— Start Listed entries —
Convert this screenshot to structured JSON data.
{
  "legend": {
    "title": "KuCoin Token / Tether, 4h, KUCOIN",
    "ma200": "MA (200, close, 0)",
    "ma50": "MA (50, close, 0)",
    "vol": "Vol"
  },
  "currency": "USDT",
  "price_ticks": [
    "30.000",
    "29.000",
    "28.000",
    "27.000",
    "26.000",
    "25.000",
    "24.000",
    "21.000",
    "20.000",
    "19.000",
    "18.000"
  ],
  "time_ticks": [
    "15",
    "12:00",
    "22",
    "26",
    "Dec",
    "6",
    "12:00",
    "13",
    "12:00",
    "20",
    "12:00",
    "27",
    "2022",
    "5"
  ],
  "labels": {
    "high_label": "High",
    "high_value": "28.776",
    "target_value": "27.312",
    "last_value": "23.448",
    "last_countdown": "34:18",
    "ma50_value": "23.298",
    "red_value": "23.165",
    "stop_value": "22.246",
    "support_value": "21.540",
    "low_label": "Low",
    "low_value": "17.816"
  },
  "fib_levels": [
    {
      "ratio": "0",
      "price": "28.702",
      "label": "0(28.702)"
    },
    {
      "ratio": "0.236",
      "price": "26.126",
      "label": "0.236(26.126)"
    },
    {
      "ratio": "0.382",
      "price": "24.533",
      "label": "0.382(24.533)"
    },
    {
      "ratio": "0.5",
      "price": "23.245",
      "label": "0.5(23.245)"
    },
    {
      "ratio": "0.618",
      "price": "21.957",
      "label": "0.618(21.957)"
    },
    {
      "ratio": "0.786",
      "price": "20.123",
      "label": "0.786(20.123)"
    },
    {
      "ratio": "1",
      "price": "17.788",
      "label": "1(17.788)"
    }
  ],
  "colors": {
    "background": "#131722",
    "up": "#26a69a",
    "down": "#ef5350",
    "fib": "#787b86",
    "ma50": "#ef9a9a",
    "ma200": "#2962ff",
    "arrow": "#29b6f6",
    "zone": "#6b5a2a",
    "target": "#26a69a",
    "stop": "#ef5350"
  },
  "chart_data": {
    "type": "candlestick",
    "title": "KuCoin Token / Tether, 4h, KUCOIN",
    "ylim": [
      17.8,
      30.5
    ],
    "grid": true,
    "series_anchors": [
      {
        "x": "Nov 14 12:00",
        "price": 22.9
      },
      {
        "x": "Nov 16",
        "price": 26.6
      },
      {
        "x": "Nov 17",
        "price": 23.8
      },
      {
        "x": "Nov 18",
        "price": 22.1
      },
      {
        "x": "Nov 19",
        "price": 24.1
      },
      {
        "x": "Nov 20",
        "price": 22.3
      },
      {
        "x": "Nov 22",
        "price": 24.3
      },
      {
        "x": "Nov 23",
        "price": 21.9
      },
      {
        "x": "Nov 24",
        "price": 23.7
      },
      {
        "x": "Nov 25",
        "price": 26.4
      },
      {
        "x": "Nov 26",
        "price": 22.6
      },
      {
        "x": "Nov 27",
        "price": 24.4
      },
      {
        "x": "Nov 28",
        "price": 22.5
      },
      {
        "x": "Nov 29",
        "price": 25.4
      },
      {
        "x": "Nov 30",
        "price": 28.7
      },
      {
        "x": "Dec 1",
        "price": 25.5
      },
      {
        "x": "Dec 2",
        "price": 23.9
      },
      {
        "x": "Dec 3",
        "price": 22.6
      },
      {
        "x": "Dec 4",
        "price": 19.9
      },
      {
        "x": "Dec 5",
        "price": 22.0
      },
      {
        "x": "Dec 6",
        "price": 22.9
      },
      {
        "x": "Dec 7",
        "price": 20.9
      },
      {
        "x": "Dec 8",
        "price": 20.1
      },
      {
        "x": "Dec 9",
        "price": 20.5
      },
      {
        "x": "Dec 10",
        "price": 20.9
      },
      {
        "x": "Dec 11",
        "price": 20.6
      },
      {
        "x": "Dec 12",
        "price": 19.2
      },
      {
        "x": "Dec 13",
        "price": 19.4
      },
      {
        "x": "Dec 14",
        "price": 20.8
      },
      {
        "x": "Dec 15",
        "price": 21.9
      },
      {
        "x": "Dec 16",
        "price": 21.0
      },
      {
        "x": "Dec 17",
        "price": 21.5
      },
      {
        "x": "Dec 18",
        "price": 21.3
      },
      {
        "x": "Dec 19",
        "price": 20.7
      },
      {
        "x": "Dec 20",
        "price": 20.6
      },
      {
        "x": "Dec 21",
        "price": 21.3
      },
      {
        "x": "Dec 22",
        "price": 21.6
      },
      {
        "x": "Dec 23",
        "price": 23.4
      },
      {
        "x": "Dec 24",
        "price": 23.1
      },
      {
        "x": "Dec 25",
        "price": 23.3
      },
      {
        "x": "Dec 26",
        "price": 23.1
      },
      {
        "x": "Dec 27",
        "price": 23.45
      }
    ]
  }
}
— End Listed entries —
● Task goal:
Copy all of the material word for word.

● Written response:
Convert this screenshot to structured JSON data.
{
  "legend": {
    "title": "KuCoin Token / Tether, 4h, KUCOIN",
    "ma200": "MA (200, close, 0)",
    "ma50": "MA (50, close, 0)",
    "vol": "Vol"
  },
  "currency": "USDT",
  "price_ticks": [
    "30.000",
    "29.000",
    "28.000",
    "27.000",
    "26.000",
    "25.000",
    "24.000",
    "21.000",
    "20.000",
    "19.000",
    "18.000"
  ],
  "time_ticks": [
    "15",
    "12:00",
    "22",
    "26",
    "Dec",
    "6",
    "12:00",
    "13",
    "12:00",
    "20",
    "12:00",
    "27",
    "2022",
    "5"
  ],
  "labels": {
    "high_label": "High",
    "high_value": "28.776",
    "target_value": "27.312",
    "last_value": "23.448",
    "last_countdown": "34:18",
    "ma50_value": "23.298",
    "red_value": "23.165",
    "stop_value": "22.246",
    "support_value": "21.540",
    "low_label": "Low",
    "low_value": "17.816"
  },
  "fib_levels": [
    {
      "ratio": "0",
      "price": "28.702",
      "label": "0(28.702)"
    },
    {
      "ratio": "0.236",
      "price": "26.126",
      "label": "0.236(26.126)"
    },
    {
      "ratio": "0.382",
      "price": "24.533",
      "label": "0.382(24.533)"
    },
    {
      "ratio": "0.5",
      "price": "23.245",
      "label": "0.5(23.245)"
    },
    {
      "ratio": "0.618",
      "price": "21.957",
      "label": "0.618(21.957)"
    },
    {
      "ratio": "0.786",
      "price": "20.123",
      "label": "0.786(20.123)"
    },
    {
      "ratio": "1",
      "price": "17.788",
      "label": "1(17.788)"
    }
  ],
  "colors": {
    "background": "#131722",
    "up": "#26a69a",
    "down": "#ef5350",
    "fib": "#787b86",
    "ma50": "#ef9a9a",
    "ma200": "#2962ff",
    "arrow": "#29b6f6",
    "zone": "#6b5a2a",
    "target": "#26a69a",
    "stop": "#ef5350"
  },
  "chart_data": {
    "type": "candlestick",
    "title": "KuCoin Token / Tether, 4h, KUCOIN",
    "ylim": [
      17.8,
      30.5
    ],
    "grid": true,
    "series_anchors": [
      {
        "x": "Nov 14 12:00",
        "price": 22.9
      },
      {
        "x": "Nov 16",
        "price": 26.6
      },
      {
        "x": "Nov 17",
        "price": 23.8
      },
      {
        "x": "Nov 18",
        "price": 22.1
      },
      {
        "x": "Nov 19",
        "price": 24.1
      },
      {
        "x": "Nov 20",
        "price": 22.3
      },
      {
        "x": "Nov 22",
        "price": 24.3
      },
      {
        "x": "Nov 23",
        "price": 21.9
      },
      {
        "x": "Nov 24",
        "price": 23.7
      },
      {
        "x": "Nov 25",
        "price": 26.4
      },
      {
        "x": "Nov 26",
        "price": 22.6
      },
      {
        "x": "Nov 27",
        "price": 24.4
      },
      {
        "x": "Nov 28",
        "price": 22.5
      },
      {
        "x": "Nov 29",
        "price": 25.4
      },
      {
        "x": "Nov 30",
        "price": 28.7
      },
      {
        "x": "Dec 1",
        "price": 25.5
      },
      {
        "x": "Dec 2",
        "price": 23.9
      },
      {
        "x": "Dec 3",
        "price": 22.6
      },
      {
        "x": "Dec 4",
        "price": 19.9
      },
      {
        "x": "Dec 5",
        "price": 22.0
      },
      {
        "x": "Dec 6",
        "price": 22.9
      },
      {
        "x": "Dec 7",
        "price": 20.9
      },
      {
        "x": "Dec 8",
        "price": 20.1
      },
      {
        "x": "Dec 9",
        "price": 20.5
      },
      {
        "x": "Dec 10",
        "price": 20.9
      },
      {
        "x": "Dec 11",
        "price": 20.6
      },
      {
        "x": "Dec 12",
        "price": 19.2
      },
      {
        "x": "Dec 13",
        "price": 19.4
      },
      {
        "x": "Dec 14",
        "price": 20.8
      },
      {
        "x": "Dec 15",
        "price": 21.9
      },
      {
        "x": "Dec 16",
        "price": 21.0
      },
      {
        "x": "Dec 17",
        "price": 21.5
      },
      {
        "x": "Dec 18",
        "price": 21.3
      },
      {
        "x": "Dec 19",
        "price": 20.7
      },
      {
        "x": "Dec 20",
        "price": 20.6
      },
      {
        "x": "Dec 21",
        "price": 21.3
      },
      {
        "x": "Dec 22",
        "price": 21.6
      },
      {
        "x": "Dec 23",
        "price": 23.4
      },
      {
        "x": "Dec 24",
        "price": 23.1
      },
      {
        "x": "Dec 25",
        "price": 23.3
      },
      {
        "x": "Dec 26",
        "price": 23.1
      },
      {
        "x": "Dec 27",
        "price": 23.45
      }
    ]
  }
}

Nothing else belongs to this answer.